start
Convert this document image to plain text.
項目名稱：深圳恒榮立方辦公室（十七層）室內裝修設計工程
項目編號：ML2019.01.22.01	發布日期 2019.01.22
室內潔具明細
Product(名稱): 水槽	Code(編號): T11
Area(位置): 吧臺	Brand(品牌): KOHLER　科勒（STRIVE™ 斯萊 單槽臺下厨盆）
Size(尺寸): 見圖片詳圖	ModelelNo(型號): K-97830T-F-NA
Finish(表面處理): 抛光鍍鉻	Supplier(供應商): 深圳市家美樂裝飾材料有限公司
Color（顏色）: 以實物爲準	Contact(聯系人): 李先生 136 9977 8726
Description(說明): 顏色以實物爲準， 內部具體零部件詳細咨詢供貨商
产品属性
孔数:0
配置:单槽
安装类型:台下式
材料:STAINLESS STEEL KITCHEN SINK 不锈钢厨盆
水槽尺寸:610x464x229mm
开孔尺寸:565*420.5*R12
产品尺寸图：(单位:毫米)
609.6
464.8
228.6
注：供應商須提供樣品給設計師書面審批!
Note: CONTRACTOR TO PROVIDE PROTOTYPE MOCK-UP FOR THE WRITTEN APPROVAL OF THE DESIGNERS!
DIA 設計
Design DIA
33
end
* Task statement:
Write out all the records above again, exactly as they stand.

* Problem solution:
Convert this document image to plain text.
項目名稱：深圳恒榮立方辦公室（十七層）室內裝修設計工程
項目編號：ML2019.01.22.01	發布日期 2019.01.22
室內潔具明細
Product(名稱): 水槽	Code(編號): T11
Area(位置): 吧臺	Brand(品牌): KOHLER　科勒（STRIVE™ 斯萊 單槽臺下厨盆）
Size(尺寸): 見圖片詳圖	ModelelNo(型號): K-97830T-F-NA
Finish(表面處理): 抛光鍍鉻	Supplier(供應商): 深圳市家美樂裝飾材料有限公司
Color（顏色）: 以實物爲準	Contact(聯系人): 李先生 136 9977 8726
Description(說明): 顏色以實物爲準， 內部具體零部件詳細咨詢供貨商
产品属性
孔数:0
配置:单槽
安装类型:台下式
材料:STAINLESS STEEL KITCHEN SINK 不锈钢厨盆
水槽尺寸:610x464x229mm
开孔尺寸:565*420.5*R12
产品尺寸图：(单位:毫米)
609.6
464.8
228.6
注：供應商須提供樣品給設計師書面審批!
Note: CONTRACTOR TO PROVIDE PROTOTYPE MOCK-UP FOR THE WRITTEN APPROVAL OF THE DESIGNERS!
DIA 設計
Design DIA
33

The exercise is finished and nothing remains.